Dataset content:
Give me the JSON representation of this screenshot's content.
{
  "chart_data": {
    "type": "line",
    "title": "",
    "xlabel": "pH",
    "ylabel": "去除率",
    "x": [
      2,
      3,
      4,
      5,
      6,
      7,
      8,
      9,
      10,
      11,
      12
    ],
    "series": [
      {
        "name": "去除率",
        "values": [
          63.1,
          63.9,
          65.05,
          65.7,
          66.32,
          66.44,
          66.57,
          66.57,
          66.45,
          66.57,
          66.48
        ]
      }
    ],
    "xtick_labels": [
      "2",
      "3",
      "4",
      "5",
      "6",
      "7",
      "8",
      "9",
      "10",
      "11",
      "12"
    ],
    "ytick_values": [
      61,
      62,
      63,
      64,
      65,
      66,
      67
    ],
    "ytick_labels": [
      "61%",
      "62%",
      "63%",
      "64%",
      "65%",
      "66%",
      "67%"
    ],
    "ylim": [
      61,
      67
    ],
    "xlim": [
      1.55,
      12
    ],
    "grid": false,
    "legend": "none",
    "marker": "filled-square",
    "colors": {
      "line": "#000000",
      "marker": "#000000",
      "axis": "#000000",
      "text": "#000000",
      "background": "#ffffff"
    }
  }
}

Direction: Reproduce the entries above in full, verbatim.

Response to the exercise:
Give me the JSON representation of this screenshot's content.
{
  "chart_data": {
    "type": "line",
    "title": "",
    "xlabel": "pH",
    "ylabel": "去除率",
    "x": [
      2,
      3,
      4,
      5,
      6,
      7,
      8,
      9,
      10,
      11,
      12
    ],
    "series": [
      {
        "name": "去除率",
        "values": [
          63.1,
          63.9,
          65.05,
          65.7,
          66.32,
          66.44,
          66.57,
          66.57,
          66.45,
          66.57,
          66.48
        ]
      }
    ],
    "xtick_labels": [
      "2",
      "3",
      "4",
      "5",
      "6",
      "7",
      "8",
      "9",
      "10",
      "11",
      "12"
    ],
    "ytick_values": [
      61,
      62,
      63,
      64,
      65,
      66,
      67
    ],
    "ytick_labels": [
      "61%",
      "62%",
      "63%",
      "64%",
      "65%",
      "66%",
      "67%"
    ],
    "ylim": [
      61,
      67
    ],
    "xlim": [
      1.55,
      12
    ],
    "grid": false,
    "legend": "none",
    "marker": "filled-square",
    "colors": {
      "line": "#000000",
      "marker": "#000000",
      "axis": "#000000",
      "text": "#000000",
      "background": "#ffffff"
    }
  }
}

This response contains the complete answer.